**Raw data:**
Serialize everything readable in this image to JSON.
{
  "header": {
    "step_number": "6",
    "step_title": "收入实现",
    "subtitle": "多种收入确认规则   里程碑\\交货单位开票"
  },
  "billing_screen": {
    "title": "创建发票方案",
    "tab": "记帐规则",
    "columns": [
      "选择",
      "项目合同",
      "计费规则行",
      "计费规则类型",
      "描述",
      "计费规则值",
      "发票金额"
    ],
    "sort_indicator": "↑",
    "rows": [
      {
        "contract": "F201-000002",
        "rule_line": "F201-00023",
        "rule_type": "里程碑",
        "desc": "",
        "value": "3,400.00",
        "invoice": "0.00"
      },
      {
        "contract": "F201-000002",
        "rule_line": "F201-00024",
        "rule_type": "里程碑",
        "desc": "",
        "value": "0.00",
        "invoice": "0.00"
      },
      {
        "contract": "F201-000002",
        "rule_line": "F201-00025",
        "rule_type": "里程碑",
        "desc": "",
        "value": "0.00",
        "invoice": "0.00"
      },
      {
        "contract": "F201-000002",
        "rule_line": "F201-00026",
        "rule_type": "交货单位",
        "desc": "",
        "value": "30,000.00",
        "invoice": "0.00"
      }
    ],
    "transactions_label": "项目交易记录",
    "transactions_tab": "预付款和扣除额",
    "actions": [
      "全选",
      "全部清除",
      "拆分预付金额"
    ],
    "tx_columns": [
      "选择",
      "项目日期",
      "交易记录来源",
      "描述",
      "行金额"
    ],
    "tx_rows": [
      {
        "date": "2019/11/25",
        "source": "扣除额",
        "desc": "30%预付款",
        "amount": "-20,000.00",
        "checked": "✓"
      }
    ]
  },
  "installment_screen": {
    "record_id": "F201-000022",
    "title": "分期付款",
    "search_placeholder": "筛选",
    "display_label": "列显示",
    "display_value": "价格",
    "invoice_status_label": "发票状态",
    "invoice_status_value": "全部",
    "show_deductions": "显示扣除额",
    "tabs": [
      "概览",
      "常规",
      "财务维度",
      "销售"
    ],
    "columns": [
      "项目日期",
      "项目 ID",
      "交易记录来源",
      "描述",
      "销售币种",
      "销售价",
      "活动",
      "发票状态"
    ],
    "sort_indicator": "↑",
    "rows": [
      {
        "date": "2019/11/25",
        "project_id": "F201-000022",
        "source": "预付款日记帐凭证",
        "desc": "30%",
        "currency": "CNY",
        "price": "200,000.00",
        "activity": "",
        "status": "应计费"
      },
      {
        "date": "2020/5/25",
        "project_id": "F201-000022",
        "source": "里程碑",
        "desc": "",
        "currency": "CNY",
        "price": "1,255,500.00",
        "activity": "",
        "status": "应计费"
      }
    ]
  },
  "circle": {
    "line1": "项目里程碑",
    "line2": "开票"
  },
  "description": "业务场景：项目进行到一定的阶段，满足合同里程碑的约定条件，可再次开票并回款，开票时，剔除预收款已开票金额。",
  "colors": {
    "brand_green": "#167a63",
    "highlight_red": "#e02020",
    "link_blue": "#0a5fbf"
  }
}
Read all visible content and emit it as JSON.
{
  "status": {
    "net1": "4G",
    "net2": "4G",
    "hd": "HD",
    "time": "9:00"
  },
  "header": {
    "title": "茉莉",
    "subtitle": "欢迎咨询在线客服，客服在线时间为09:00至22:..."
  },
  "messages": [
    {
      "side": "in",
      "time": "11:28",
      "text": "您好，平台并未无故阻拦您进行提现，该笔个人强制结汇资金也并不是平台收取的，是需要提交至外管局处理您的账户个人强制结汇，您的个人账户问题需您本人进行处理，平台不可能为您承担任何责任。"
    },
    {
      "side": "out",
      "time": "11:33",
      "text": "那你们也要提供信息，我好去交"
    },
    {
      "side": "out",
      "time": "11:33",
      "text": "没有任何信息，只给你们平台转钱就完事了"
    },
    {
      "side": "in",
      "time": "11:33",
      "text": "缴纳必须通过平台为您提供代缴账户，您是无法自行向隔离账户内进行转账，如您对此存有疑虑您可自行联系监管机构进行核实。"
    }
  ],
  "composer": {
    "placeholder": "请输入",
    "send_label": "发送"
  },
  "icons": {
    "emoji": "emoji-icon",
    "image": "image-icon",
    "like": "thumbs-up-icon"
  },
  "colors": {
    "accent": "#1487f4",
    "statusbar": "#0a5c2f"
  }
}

**Work instructions:** Pick out each line containing the string "source" and copy it.

**Exercise answer:**
        "source": "扣除额",
        "source": "预付款日记帐凭证",
        "source": "里程碑",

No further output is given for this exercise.